## TASK STATEMENT
Without the images, write out all of the following entries exactly.

## THE DATA
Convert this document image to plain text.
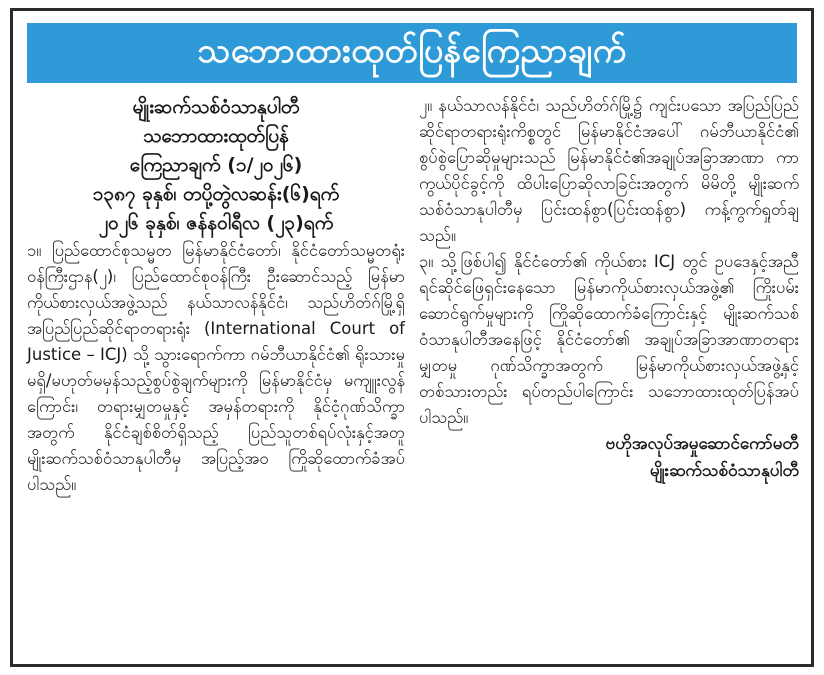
သဘောထားထုတ်ပြန်ကြေညာချက်
မျိုးဆက်သစ်ဝံသာနုပါတီ
သဘောထားထုတ်ပြန်
ကြေညာချက် (၁/၂၀၂၆)
၁၃၈၇ ခုနှစ်၊ တပို့တွဲလဆန်း(၆)ရက်
၂၀၂၆ ခုနှစ်၊ ဇန်နဝါရီလ (၂၃)ရက်

၁။ ပြည်ထောင်စုသမ္မတ မြန်မာနိုင်ငံတော်၊ နိုင်ငံတော်သမ္မတရုံးဝန်ကြီးဌာန(၂)၊ ပြည်ထောင်စုဝန်ကြီး ဦးဆောင်သည့် မြန်မာကိုယ်စားလှယ်အဖွဲ့သည် နယ်သာလန်နိုင်ငံ၊ သည်ဟိတ်ဂ်မြို့ရှိ အပြည်ပြည်ဆိုင်ရာတရားရုံး (International Court of Justice – ICJ) သို့ သွားရောက်ကာ ဂမ်ဘီယာနိုင်ငံ၏ ရိုးသားမှုမရှိ/မဟုတ်မမှန်သည့်စွပ်စွဲချက်များကို မြန်မာနိုင်ငံမှ မကျူးလွန်ကြောင်း၊ တရားမျှတမှုနှင့် အမှန်တရားကို နိုင်ငံ့ဂုဏ်သိက္ခာအတွက် နိုင်ငံချစ်စိတ်ရှိသည့် ပြည်သူတစ်ရပ်လုံးနှင့်အတူ မျိုးဆက်သစ်ဝံသာနုပါတီမှ အပြည့်အဝ ကြိုဆိုထောက်ခံအပ်ပါသည်။

၂။ နယ်သာလန်နိုင်ငံ၊ သည်ဟိတ်ဂ်မြို့၌ ကျင်းပသော အပြည်ပြည်ဆိုင်ရာတရားရုံးကိစ္စတွင် မြန်မာနိုင်ငံအပေါ် ဂမ်ဘီယာနိုင်ငံ၏ စွပ်စွဲပြောဆိုမှုများသည် မြန်မာနိုင်ငံ၏အချုပ်အခြာအာဏာ ကာကွယ်ပိုင်ခွင့်ကို ထိပါးပြောဆိုလာခြင်းအတွက် မိမိတို့ မျိုးဆက်သစ်ဝံသာနုပါတီမှ ပြင်းထန်စွာ(ပြင်းထန်စွာ) ကန့်ကွက်ရှုတ်ချသည်။

၃။ သို့ဖြစ်ပါ၍ နိုင်ငံတော်၏ ကိုယ်စား ICJ တွင် ဥပဒေနှင့်အညီ ရင်ဆိုင်ဖြေရှင်းနေသော မြန်မာကိုယ်စားလှယ်အဖွဲ့၏ ကြိုးပမ်းဆောင်ရွက်မှုများကို ကြိုဆိုထောက်ခံကြောင်းနှင့် မျိုးဆက်သစ်ဝံသာနုပါတီအနေဖြင့် နိုင်ငံတော်၏ အချုပ်အခြာအာဏာတရားမျှတမှု ဂုဏ်သိက္ခာအတွက် မြန်မာကိုယ်စားလှယ်အဖွဲ့နှင့် တစ်သားတည်း ရပ်တည်ပါကြောင်း သဘောထားထုတ်ပြန်အပ်ပါသည်။

ဗဟိုအလုပ်အမှုဆောင်ကော်မတီ
မျိုးဆက်သစ်ဝံသာနုပါတီ
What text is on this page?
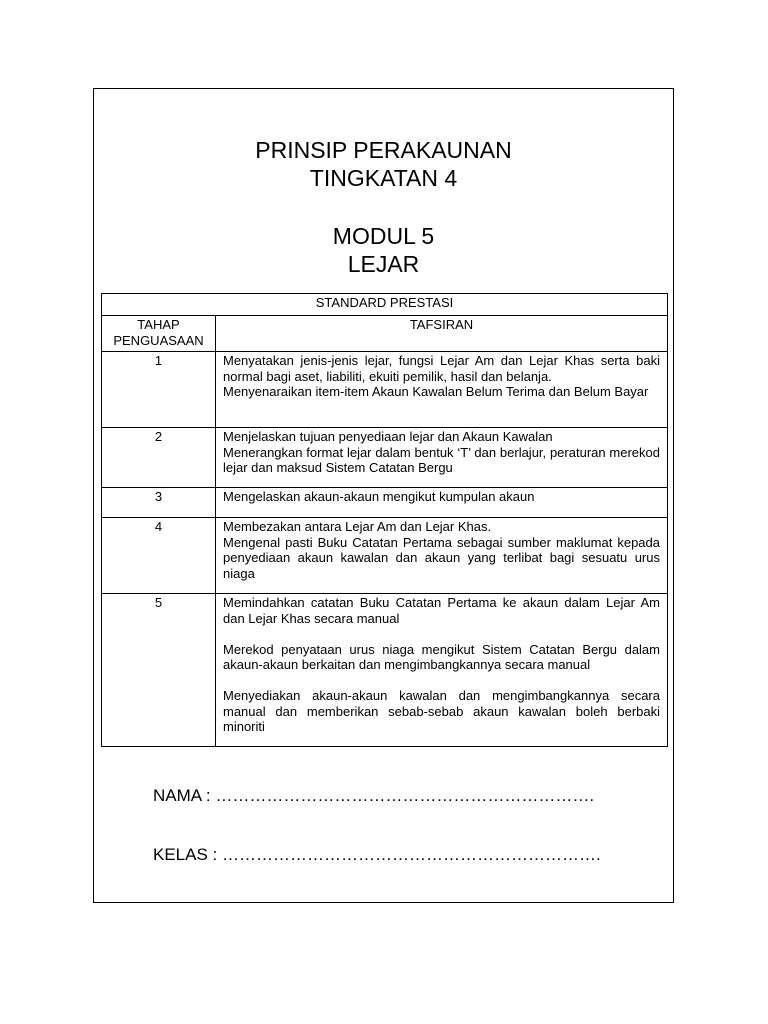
PRINSIP PERAKAUNAN
TINGKATAN 4
MODUL 5
LEJAR
STANDARD PRESTASI	
TAHAP PENGUASAAN	TAFSIRAN
1	Menyatakan jenis-jenis lejar, fungsi Lejar Am dan Lejar Khas serta baki normal bagi aset, liabiliti, ekuiti pemilik, hasil dan belanja.

Menyenaraikan item-item Akaun Kawalan Belum Terima dan Belum Bayar

2	Menjelaskan tujuan penyediaan lejar dan Akaun Kawalan

Menerangkan format lejar dalam bentuk ‘T’ dan berlajur, peraturan merekod lejar dan maksud Sistem Catatan Bergu

3	Mengelaskan akaun-akaun mengikut kumpulan akaun

4	Membezakan antara Lejar Am dan Lejar Khas.

Mengenal pasti Buku Catatan Pertama sebagai sumber maklumat kepada penyediaan akaun kawalan dan akaun yang terlibat bagi sesuatu urus niaga

5	Memindahkan catatan Buku Catatan Pertama ke akaun dalam Lejar Am dan Lejar Khas secara manual

Merekod penyataan urus niaga mengikut Sistem Catatan Bergu dalam akaun-akaun berkaitan dan mengimbangkannya secara manual

Menyediakan akaun-akaun kawalan dan mengimbangkannya secara manual dan memberikan sebab-sebab akaun kawalan boleh berbaki minoriti

NAMA : ………………………………………………………….
KELAS : ………………………………………………………….
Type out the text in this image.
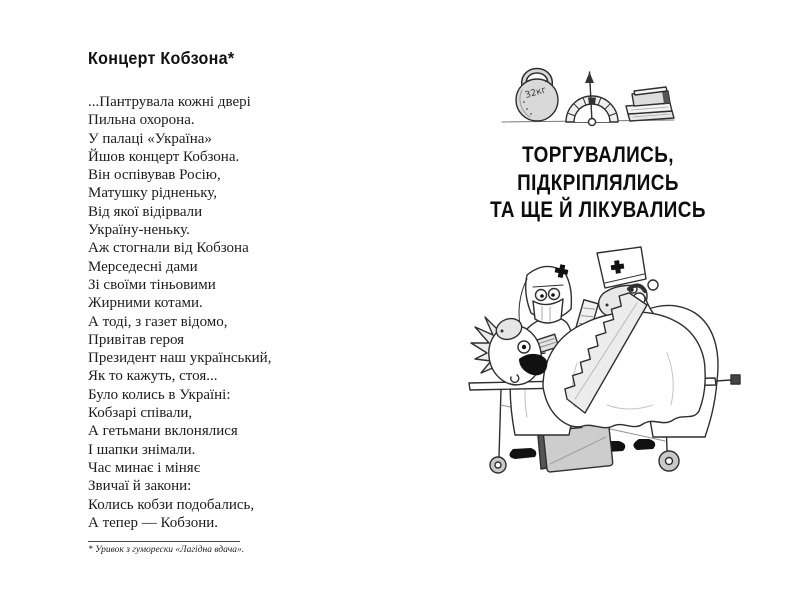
Концерт Кобзона*

...Пантрувала кожні двері

Пильна охорона.

У палаці «Україна»

Йшов концерт Кобзона.

Він оспівував Росію,

Матушку рідненьку,

Від якої відірвали

Україну-неньку.

Аж стогнали від Кобзона

Мерседесні дами

Зі своїми тіньовими

Жирними котами.

А тоді, з газет відомо,

Привітав героя

Президент наш український,

Як то кажуть, стоя...

Було колись в Україні:

Кобзарі співали,

А гетьмани вклонялися

І шапки знімали.

Час минає і міняє

Звичаї й закони:

Колись кобзи подобались,

А тепер — Кобзони.

* Уривок з гуморески «Лагідна вдача».

32кг
ТОРГУВАЛИСЬ,
ПІДКРІПЛЯЛИСЬ
ТА ЩЕ Й ЛІКУВАЛИСЬ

## FULL OUTPUT
Convert this document image to plain text.
သဘောထားထုတ်ပြန်ကြေညာချက်
မျိုးဆက်သစ်ဝံသာနုပါတီ
သဘောထားထုတ်ပြန်
ကြေညာချက် (၁/၂၀၂၆)
၁၃၈၇ ခုနှစ်၊ တပို့တွဲလဆန်း(၆)ရက်
၂၀၂၆ ခုနှစ်၊ ဇန်နဝါရီလ (၂၃)ရက်

၁။ ပြည်ထောင်စုသမ္မတ မြန်မာနိုင်ငံတော်၊ နိုင်ငံတော်သမ္မတရုံးဝန်ကြီးဌာန(၂)၊ ပြည်ထောင်စုဝန်ကြီး ဦးဆောင်သည့် မြန်မာကိုယ်စားလှယ်အဖွဲ့သည် နယ်သာလန်နိုင်ငံ၊ သည်ဟိတ်ဂ်မြို့ရှိ အပြည်ပြည်ဆိုင်ရာတရားရုံး (International Court of Justice – ICJ) သို့ သွားရောက်ကာ ဂမ်ဘီယာနိုင်ငံ၏ ရိုးသားမှုမရှိ/မဟုတ်မမှန်သည့်စွပ်စွဲချက်များကို မြန်မာနိုင်ငံမှ မကျူးလွန်ကြောင်း၊ တရားမျှတမှုနှင့် အမှန်တရားကို နိုင်ငံ့ဂုဏ်သိက္ခာအတွက် နိုင်ငံချစ်စိတ်ရှိသည့် ပြည်သူတစ်ရပ်လုံးနှင့်အတူ မျိုးဆက်သစ်ဝံသာနုပါတီမှ အပြည့်အဝ ကြိုဆိုထောက်ခံအပ်ပါသည်။

၂။ နယ်သာလန်နိုင်ငံ၊ သည်ဟိတ်ဂ်မြို့၌ ကျင်းပသော အပြည်ပြည်ဆိုင်ရာတရားရုံးကိစ္စတွင် မြန်မာနိုင်ငံအပေါ် ဂမ်ဘီယာနိုင်ငံ၏ စွပ်စွဲပြောဆိုမှုများသည် မြန်မာနိုင်ငံ၏အချုပ်အခြာအာဏာ ကာကွယ်ပိုင်ခွင့်ကို ထိပါးပြောဆိုလာခြင်းအတွက် မိမိတို့ မျိုးဆက်သစ်ဝံသာနုပါတီမှ ပြင်းထန်စွာ(ပြင်းထန်စွာ) ကန့်ကွက်ရှုတ်ချသည်။

၃။ သို့ဖြစ်ပါ၍ နိုင်ငံတော်၏ ကိုယ်စား ICJ တွင် ဥပဒေနှင့်အညီ ရင်ဆိုင်ဖြေရှင်းနေသော မြန်မာကိုယ်စားလှယ်အဖွဲ့၏ ကြိုးပမ်းဆောင်ရွက်မှုများကို ကြိုဆိုထောက်ခံကြောင်းနှင့် မျိုးဆက်သစ်ဝံသာနုပါတီအနေဖြင့် နိုင်ငံတော်၏ အချုပ်အခြာအာဏာတရားမျှတမှု ဂုဏ်သိက္ခာအတွက် မြန်မာကိုယ်စားလှယ်အဖွဲ့နှင့် တစ်သားတည်း ရပ်တည်ပါကြောင်း သဘောထားထုတ်ပြန်အပ်ပါသည်။

ဗဟိုအလုပ်အမှုဆောင်ကော်မတီ
မျိုးဆက်သစ်ဝံသာနုပါတီ
What text is on this page?
PRINSIP PERAKAUNAN
TINGKATAN 4
MODUL 5
LEJAR
STANDARD PRESTASI	
TAHAP PENGUASAAN	TAFSIRAN
1	Menyatakan jenis-jenis lejar, fungsi Lejar Am dan Lejar Khas serta baki normal bagi aset, liabiliti, ekuiti pemilik, hasil dan belanja.

Menyenaraikan item-item Akaun Kawalan Belum Terima dan Belum Bayar

2	Menjelaskan tujuan penyediaan lejar dan Akaun Kawalan

Menerangkan format lejar dalam bentuk ‘T’ dan berlajur, peraturan merekod lejar dan maksud Sistem Catatan Bergu

3	Mengelaskan akaun-akaun mengikut kumpulan akaun

4	Membezakan antara Lejar Am dan Lejar Khas.

Mengenal pasti Buku Catatan Pertama sebagai sumber maklumat kepada penyediaan akaun kawalan dan akaun yang terlibat bagi sesuatu urus niaga

5	Memindahkan catatan Buku Catatan Pertama ke akaun dalam Lejar Am dan Lejar Khas secara manual

Merekod penyataan urus niaga mengikut Sistem Catatan Bergu dalam akaun-akaun berkaitan dan mengimbangkannya secara manual

Menyediakan akaun-akaun kawalan dan mengimbangkannya secara manual dan memberikan sebab-sebab akaun kawalan boleh berbaki minoriti

NAMA : ………………………………………………………….
KELAS : ………………………………………………………….
Type out the text in this image.
Концерт Кобзона*

...Пантрувала кожні двері

Пильна охорона.

У палаці «Україна»

Йшов концерт Кобзона.

Він оспівував Росію,

Матушку рідненьку,

Від якої відірвали

Україну-неньку.

Аж стогнали від Кобзона

Мерседесні дами

Зі своїми тіньовими

Жирними котами.

А тоді, з газет відомо,

Привітав героя

Президент наш український,

Як то кажуть, стоя...

Було колись в Україні:

Кобзарі співали,

А гетьмани вклонялися

І шапки знімали.

Час минає і міняє

Звичаї й закони:

Колись кобзи подобались,

А тепер — Кобзони.

* Уривок з гуморески «Лагідна вдача».

32кг
ТОРГУВАЛИСЬ,
ПІДКРІПЛЯЛИСЬ
ТА ЩЕ Й ЛІКУВАЛИСЬ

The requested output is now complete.